▶ [WHAT YOU ARE ASKED TO DO]:
Transcribe everything in the data word for word. Pictures are left out.

____ LISTING

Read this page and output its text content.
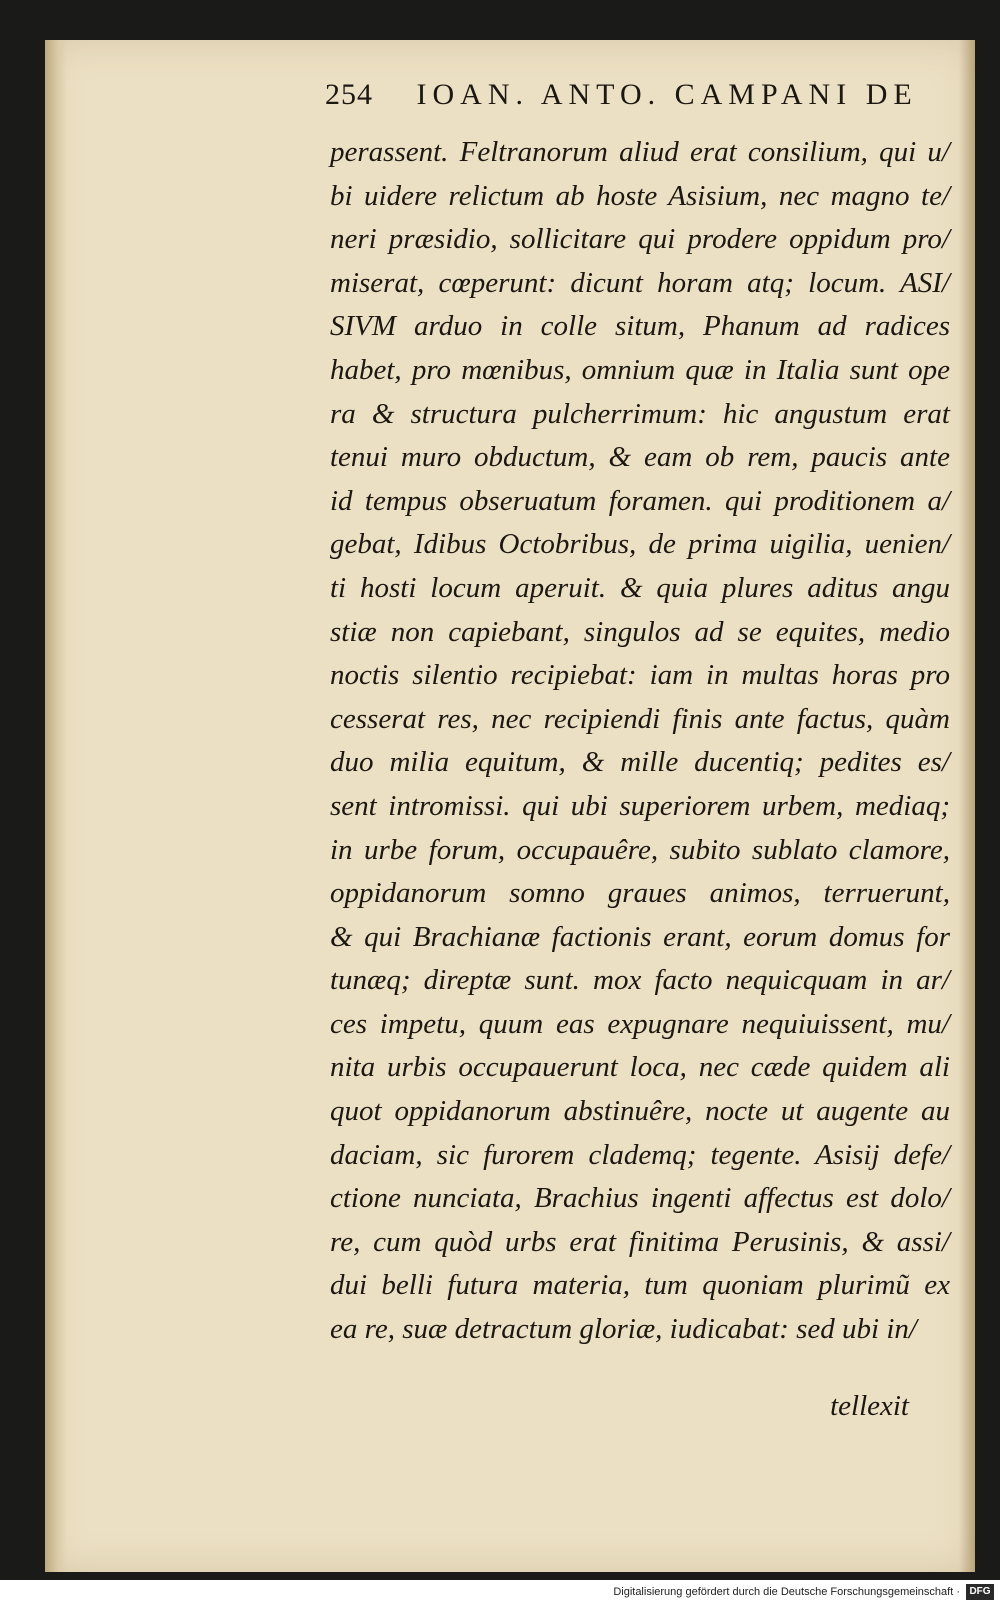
254 IOAN. ANTO. CAMPANI DE
perassent. Feltranorum aliud erat consilium, qui u/
bi uidere relictum ab hoste Asisium, nec magno te/
neri præsidio, sollicitare qui prodere oppidum pro/
miserat, cœperunt: dicunt horam atq; locum. ASI/
SIVM arduo in colle situm, Phanum ad radices
habet, pro mœnibus, omnium quæ in Italia sunt ope
ra & structura pulcherrimum: hic angustum erat
tenui muro obductum, & eam ob rem, paucis ante
id tempus obseruatum foramen. qui proditionem a/
gebat, Idibus Octobribus, de prima uigilia, uenien/
ti hosti locum aperuit. & quia plures aditus angu
stiæ non capiebant, singulos ad se equites, medio
noctis silentio recipiebat: iam in multas horas pro
cesserat res, nec recipiendi finis ante factus, quàm
duo milia equitum, & mille ducentiq; pedites es/
sent intromissi. qui ubi superiorem urbem, mediaq;
in urbe forum, occupauêre, subito sublato clamore,
oppidanorum somno graues animos, terruerunt,
& qui Brachianæ factionis erant, eorum domus for
tunæq; direptæ sunt. mox facto nequicquam in ar/
ces impetu, quum eas expugnare nequiuissent, mu/
nita urbis occupauerunt loca, nec cæde quidem ali
quot oppidanorum abstinuêre, nocte ut augente au
daciam, sic furorem clademq; tegente. Asisij defe/
ctione nunciata, Brachius ingenti affectus est dolo/
re, cum quòd urbs erat finitima Perusinis, & assi/
dui belli futura materia, tum quoniam plurimũ ex
ea re, suæ detractum gloriæ, iudicabat: sed ubi in/
tellexit
Digitalisierung gefördert durch die Deutsche Forschungsgemeinschaft · DFG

________

▶ [THE SOLUTION]:
Read this page and output its text content.
254 IOAN. ANTO. CAMPANI DE
perassent. Feltranorum aliud erat consilium, qui u/
bi uidere relictum ab hoste Asisium, nec magno te/
neri præsidio, sollicitare qui prodere oppidum pro/
miserat, cœperunt: dicunt horam atq; locum. ASI/
SIVM arduo in colle situm, Phanum ad radices
habet, pro mœnibus, omnium quæ in Italia sunt ope
ra & structura pulcherrimum: hic angustum erat
tenui muro obductum, & eam ob rem, paucis ante
id tempus obseruatum foramen. qui proditionem a/
gebat, Idibus Octobribus, de prima uigilia, uenien/
ti hosti locum aperuit. & quia plures aditus angu
stiæ non capiebant, singulos ad se equites, medio
noctis silentio recipiebat: iam in multas horas pro
cesserat res, nec recipiendi finis ante factus, quàm
duo milia equitum, & mille ducentiq; pedites es/
sent intromissi. qui ubi superiorem urbem, mediaq;
in urbe forum, occupauêre, subito sublato clamore,
oppidanorum somno graues animos, terruerunt,
& qui Brachianæ factionis erant, eorum domus for
tunæq; direptæ sunt. mox facto nequicquam in ar/
ces impetu, quum eas expugnare nequiuissent, mu/
nita urbis occupauerunt loca, nec cæde quidem ali
quot oppidanorum abstinuêre, nocte ut augente au
daciam, sic furorem clademq; tegente. Asisij defe/
ctione nunciata, Brachius ingenti affectus est dolo/
re, cum quòd urbs erat finitima Perusinis, & assi/
dui belli futura materia, tum quoniam plurimũ ex
ea re, suæ detractum gloriæ, iudicabat: sed ubi in/
tellexit
Digitalisierung gefördert durch die Deutsche Forschungsgemeinschaft · DFG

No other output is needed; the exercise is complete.